§ RECORDS:
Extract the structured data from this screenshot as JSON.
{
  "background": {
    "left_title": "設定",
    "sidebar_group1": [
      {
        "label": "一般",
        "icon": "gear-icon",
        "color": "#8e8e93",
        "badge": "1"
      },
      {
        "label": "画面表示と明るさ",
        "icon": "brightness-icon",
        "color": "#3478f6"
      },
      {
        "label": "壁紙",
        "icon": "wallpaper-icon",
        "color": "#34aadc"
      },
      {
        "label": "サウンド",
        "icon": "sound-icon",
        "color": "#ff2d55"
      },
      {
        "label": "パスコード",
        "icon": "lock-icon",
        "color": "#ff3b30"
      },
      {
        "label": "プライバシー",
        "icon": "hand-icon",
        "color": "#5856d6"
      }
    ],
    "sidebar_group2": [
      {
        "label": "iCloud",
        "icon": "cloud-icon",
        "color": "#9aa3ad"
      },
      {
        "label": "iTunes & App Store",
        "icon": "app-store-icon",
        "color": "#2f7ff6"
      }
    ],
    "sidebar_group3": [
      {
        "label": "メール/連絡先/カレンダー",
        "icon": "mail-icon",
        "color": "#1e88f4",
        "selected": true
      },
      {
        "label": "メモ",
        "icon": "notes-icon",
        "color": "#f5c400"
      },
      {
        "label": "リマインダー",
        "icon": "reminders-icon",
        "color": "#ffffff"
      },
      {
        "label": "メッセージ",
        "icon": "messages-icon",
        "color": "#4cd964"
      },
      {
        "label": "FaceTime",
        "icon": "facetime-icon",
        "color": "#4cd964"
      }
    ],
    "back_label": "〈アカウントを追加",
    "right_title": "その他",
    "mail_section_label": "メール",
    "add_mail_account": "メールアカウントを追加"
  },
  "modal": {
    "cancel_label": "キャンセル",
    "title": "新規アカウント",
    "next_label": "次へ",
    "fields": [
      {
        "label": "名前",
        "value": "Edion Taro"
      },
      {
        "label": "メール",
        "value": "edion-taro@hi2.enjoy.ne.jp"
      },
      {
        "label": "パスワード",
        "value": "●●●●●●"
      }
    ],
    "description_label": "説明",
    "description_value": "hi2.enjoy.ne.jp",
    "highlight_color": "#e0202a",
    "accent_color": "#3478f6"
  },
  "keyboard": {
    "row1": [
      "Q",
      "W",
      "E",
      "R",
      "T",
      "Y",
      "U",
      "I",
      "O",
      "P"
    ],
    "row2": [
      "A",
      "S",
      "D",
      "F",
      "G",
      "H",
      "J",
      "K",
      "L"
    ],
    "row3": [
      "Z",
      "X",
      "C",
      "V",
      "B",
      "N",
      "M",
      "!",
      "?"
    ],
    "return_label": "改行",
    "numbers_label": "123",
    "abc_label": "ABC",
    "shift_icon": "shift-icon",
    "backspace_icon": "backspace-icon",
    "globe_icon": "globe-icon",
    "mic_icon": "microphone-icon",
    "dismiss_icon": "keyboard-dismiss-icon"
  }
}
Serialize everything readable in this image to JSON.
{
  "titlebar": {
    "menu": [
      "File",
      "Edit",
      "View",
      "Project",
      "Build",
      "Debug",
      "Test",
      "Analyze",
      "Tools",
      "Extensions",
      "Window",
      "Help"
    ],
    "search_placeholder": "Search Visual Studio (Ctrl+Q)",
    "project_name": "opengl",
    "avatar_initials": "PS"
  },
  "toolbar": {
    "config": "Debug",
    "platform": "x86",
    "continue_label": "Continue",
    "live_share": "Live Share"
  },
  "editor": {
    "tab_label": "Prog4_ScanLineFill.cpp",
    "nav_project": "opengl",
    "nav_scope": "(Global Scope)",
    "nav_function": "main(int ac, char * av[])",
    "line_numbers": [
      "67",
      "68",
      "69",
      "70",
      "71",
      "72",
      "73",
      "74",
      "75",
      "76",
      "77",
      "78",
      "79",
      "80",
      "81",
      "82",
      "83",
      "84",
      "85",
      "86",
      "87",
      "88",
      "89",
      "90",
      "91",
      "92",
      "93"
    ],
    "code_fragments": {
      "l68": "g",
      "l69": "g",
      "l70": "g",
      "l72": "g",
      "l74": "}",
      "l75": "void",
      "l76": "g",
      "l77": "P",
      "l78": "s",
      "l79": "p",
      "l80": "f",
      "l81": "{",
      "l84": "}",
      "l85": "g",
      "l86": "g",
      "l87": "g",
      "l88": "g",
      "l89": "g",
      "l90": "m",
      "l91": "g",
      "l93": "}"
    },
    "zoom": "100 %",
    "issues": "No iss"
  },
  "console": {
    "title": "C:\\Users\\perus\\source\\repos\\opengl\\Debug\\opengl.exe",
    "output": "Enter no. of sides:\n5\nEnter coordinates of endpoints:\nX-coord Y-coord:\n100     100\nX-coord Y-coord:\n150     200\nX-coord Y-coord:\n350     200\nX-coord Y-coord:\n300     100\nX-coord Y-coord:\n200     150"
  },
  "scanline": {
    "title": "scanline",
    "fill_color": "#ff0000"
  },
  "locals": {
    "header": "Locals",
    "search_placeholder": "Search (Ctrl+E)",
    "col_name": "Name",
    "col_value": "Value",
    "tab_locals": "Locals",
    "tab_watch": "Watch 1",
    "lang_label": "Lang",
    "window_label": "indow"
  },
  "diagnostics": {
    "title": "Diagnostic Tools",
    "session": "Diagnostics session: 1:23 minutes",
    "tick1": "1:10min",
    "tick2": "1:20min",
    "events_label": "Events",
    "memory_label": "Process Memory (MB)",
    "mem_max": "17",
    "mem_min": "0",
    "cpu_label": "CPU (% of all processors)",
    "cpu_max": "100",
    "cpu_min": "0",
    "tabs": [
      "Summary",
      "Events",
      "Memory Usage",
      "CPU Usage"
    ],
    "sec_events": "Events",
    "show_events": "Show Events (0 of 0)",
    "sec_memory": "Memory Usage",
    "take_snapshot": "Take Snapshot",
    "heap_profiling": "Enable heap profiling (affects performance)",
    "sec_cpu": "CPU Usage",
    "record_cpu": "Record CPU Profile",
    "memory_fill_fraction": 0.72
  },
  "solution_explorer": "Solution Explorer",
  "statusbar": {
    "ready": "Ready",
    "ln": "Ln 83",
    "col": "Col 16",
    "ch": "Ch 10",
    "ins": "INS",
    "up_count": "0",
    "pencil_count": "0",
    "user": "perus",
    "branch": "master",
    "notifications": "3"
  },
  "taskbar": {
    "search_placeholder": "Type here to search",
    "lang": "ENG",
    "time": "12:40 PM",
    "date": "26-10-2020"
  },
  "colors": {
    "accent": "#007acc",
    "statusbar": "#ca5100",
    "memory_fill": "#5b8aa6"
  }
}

§ GIVEN TASK:
Repeat the material above in full, exactly as it stands.

§ WRITTEN SOLUTION:
Extract the structured data from this screenshot as JSON.
{
  "background": {
    "left_title": "設定",
    "sidebar_group1": [
      {
        "label": "一般",
        "icon": "gear-icon",
        "color": "#8e8e93",
        "badge": "1"
      },
      {
        "label": "画面表示と明るさ",
        "icon": "brightness-icon",
        "color": "#3478f6"
      },
      {
        "label": "壁紙",
        "icon": "wallpaper-icon",
        "color": "#34aadc"
      },
      {
        "label": "サウンド",
        "icon": "sound-icon",
        "color": "#ff2d55"
      },
      {
        "label": "パスコード",
        "icon": "lock-icon",
        "color": "#ff3b30"
      },
      {
        "label": "プライバシー",
        "icon": "hand-icon",
        "color": "#5856d6"
      }
    ],
    "sidebar_group2": [
      {
        "label": "iCloud",
        "icon": "cloud-icon",
        "color": "#9aa3ad"
      },
      {
        "label": "iTunes & App Store",
        "icon": "app-store-icon",
        "color": "#2f7ff6"
      }
    ],
    "sidebar_group3": [
      {
        "label": "メール/連絡先/カレンダー",
        "icon": "mail-icon",
        "color": "#1e88f4",
        "selected": true
      },
      {
        "label": "メモ",
        "icon": "notes-icon",
        "color": "#f5c400"
      },
      {
        "label": "リマインダー",
        "icon": "reminders-icon",
        "color": "#ffffff"
      },
      {
        "label": "メッセージ",
        "icon": "messages-icon",
        "color": "#4cd964"
      },
      {
        "label": "FaceTime",
        "icon": "facetime-icon",
        "color": "#4cd964"
      }
    ],
    "back_label": "〈アカウントを追加",
    "right_title": "その他",
    "mail_section_label": "メール",
    "add_mail_account": "メールアカウントを追加"
  },
  "modal": {
    "cancel_label": "キャンセル",
    "title": "新規アカウント",
    "next_label": "次へ",
    "fields": [
      {
        "label": "名前",
        "value": "Edion Taro"
      },
      {
        "label": "メール",
        "value": "edion-taro@hi2.enjoy.ne.jp"
      },
      {
        "label": "パスワード",
        "value": "●●●●●●"
      }
    ],
    "description_label": "説明",
    "description_value": "hi2.enjoy.ne.jp",
    "highlight_color": "#e0202a",
    "accent_color": "#3478f6"
  },
  "keyboard": {
    "row1": [
      "Q",
      "W",
      "E",
      "R",
      "T",
      "Y",
      "U",
      "I",
      "O",
      "P"
    ],
    "row2": [
      "A",
      "S",
      "D",
      "F",
      "G",
      "H",
      "J",
      "K",
      "L"
    ],
    "row3": [
      "Z",
      "X",
      "C",
      "V",
      "B",
      "N",
      "M",
      "!",
      "?"
    ],
    "return_label": "改行",
    "numbers_label": "123",
    "abc_label": "ABC",
    "shift_icon": "shift-icon",
    "backspace_icon": "backspace-icon",
    "globe_icon": "globe-icon",
    "mic_icon": "microphone-icon",
    "dismiss_icon": "keyboard-dismiss-icon"
  }
}
Serialize everything readable in this image to JSON.
{
  "titlebar": {
    "menu": [
      "File",
      "Edit",
      "View",
      "Project",
      "Build",
      "Debug",
      "Test",
      "Analyze",
      "Tools",
      "Extensions",
      "Window",
      "Help"
    ],
    "search_placeholder": "Search Visual Studio (Ctrl+Q)",
    "project_name": "opengl",
    "avatar_initials": "PS"
  },
  "toolbar": {
    "config": "Debug",
    "platform": "x86",
    "continue_label": "Continue",
    "live_share": "Live Share"
  },
  "editor": {
    "tab_label": "Prog4_ScanLineFill.cpp",
    "nav_project": "opengl",
    "nav_scope": "(Global Scope)",
    "nav_function": "main(int ac, char * av[])",
    "line_numbers": [
      "67",
      "68",
      "69",
      "70",
      "71",
      "72",
      "73",
      "74",
      "75",
      "76",
      "77",
      "78",
      "79",
      "80",
      "81",
      "82",
      "83",
      "84",
      "85",
      "86",
      "87",
      "88",
      "89",
      "90",
      "91",
      "92",
      "93"
    ],
    "code_fragments": {
      "l68": "g",
      "l69": "g",
      "l70": "g",
      "l72": "g",
      "l74": "}",
      "l75": "void",
      "l76": "g",
      "l77": "P",
      "l78": "s",
      "l79": "p",
      "l80": "f",
      "l81": "{",
      "l84": "}",
      "l85": "g",
      "l86": "g",
      "l87": "g",
      "l88": "g",
      "l89": "g",
      "l90": "m",
      "l91": "g",
      "l93": "}"
    },
    "zoom": "100 %",
    "issues": "No iss"
  },
  "console": {
    "title": "C:\\Users\\perus\\source\\repos\\opengl\\Debug\\opengl.exe",
    "output": "Enter no. of sides:\n5\nEnter coordinates of endpoints:\nX-coord Y-coord:\n100     100\nX-coord Y-coord:\n150     200\nX-coord Y-coord:\n350     200\nX-coord Y-coord:\n300     100\nX-coord Y-coord:\n200     150"
  },
  "scanline": {
    "title": "scanline",
    "fill_color": "#ff0000"
  },
  "locals": {
    "header": "Locals",
    "search_placeholder": "Search (Ctrl+E)",
    "col_name": "Name",
    "col_value": "Value",
    "tab_locals": "Locals",
    "tab_watch": "Watch 1",
    "lang_label": "Lang",
    "window_label": "indow"
  },
  "diagnostics": {
    "title": "Diagnostic Tools",
    "session": "Diagnostics session: 1:23 minutes",
    "tick1": "1:10min",
    "tick2": "1:20min",
    "events_label": "Events",
    "memory_label": "Process Memory (MB)",
    "mem_max": "17",
    "mem_min": "0",
    "cpu_label": "CPU (% of all processors)",
    "cpu_max": "100",
    "cpu_min": "0",
    "tabs": [
      "Summary",
      "Events",
      "Memory Usage",
      "CPU Usage"
    ],
    "sec_events": "Events",
    "show_events": "Show Events (0 of 0)",
    "sec_memory": "Memory Usage",
    "take_snapshot": "Take Snapshot",
    "heap_profiling": "Enable heap profiling (affects performance)",
    "sec_cpu": "CPU Usage",
    "record_cpu": "Record CPU Profile",
    "memory_fill_fraction": 0.72
  },
  "solution_explorer": "Solution Explorer",
  "statusbar": {
    "ready": "Ready",
    "ln": "Ln 83",
    "col": "Col 16",
    "ch": "Ch 10",
    "ins": "INS",
    "up_count": "0",
    "pencil_count": "0",
    "user": "perus",
    "branch": "master",
    "notifications": "3"
  },
  "taskbar": {
    "search_placeholder": "Type here to search",
    "lang": "ENG",
    "time": "12:40 PM",
    "date": "26-10-2020"
  },
  "colors": {
    "accent": "#007acc",
    "statusbar": "#ca5100",
    "memory_fill": "#5b8aa6"
  }
}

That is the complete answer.